● What to do
Output every entry exactly as written.
##### Input for this task #####
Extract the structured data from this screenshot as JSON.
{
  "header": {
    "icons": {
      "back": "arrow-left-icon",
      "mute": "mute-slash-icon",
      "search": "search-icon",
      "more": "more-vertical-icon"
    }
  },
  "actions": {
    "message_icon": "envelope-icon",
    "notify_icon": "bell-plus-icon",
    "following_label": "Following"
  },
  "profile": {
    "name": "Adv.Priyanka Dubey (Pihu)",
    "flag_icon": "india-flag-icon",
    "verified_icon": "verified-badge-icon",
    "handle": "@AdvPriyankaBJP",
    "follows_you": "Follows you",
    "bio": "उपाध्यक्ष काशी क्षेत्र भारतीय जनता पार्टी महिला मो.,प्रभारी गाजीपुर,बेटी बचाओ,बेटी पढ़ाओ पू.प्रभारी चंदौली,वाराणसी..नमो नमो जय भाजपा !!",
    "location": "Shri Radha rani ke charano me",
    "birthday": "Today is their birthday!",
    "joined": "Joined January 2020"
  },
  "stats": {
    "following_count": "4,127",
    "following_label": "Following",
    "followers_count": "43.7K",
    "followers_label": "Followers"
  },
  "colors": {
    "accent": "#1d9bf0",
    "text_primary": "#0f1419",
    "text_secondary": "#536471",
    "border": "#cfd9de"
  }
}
#####
● Result of this task
Extract the structured data from this screenshot as JSON.
{
  "header": {
    "icons": {
      "back": "arrow-left-icon",
      "mute": "mute-slash-icon",
      "search": "search-icon",
      "more": "more-vertical-icon"
    }
  },
  "actions": {
    "message_icon": "envelope-icon",
    "notify_icon": "bell-plus-icon",
    "following_label": "Following"
  },
  "profile": {
    "name": "Adv.Priyanka Dubey (Pihu)",
    "flag_icon": "india-flag-icon",
    "verified_icon": "verified-badge-icon",
    "handle": "@AdvPriyankaBJP",
    "follows_you": "Follows you",
    "bio": "उपाध्यक्ष काशी क्षेत्र भारतीय जनता पार्टी महिला मो.,प्रभारी गाजीपुर,बेटी बचाओ,बेटी पढ़ाओ पू.प्रभारी चंदौली,वाराणसी..नमो नमो जय भाजपा !!",
    "location": "Shri Radha rani ke charano me",
    "birthday": "Today is their birthday!",
    "joined": "Joined January 2020"
  },
  "stats": {
    "following_count": "4,127",
    "following_label": "Following",
    "followers_count": "43.7K",
    "followers_label": "Followers"
  },
  "colors": {
    "accent": "#1d9bf0",
    "text_primary": "#0f1419",
    "text_secondary": "#536471",
    "border": "#cfd9de"
  }
}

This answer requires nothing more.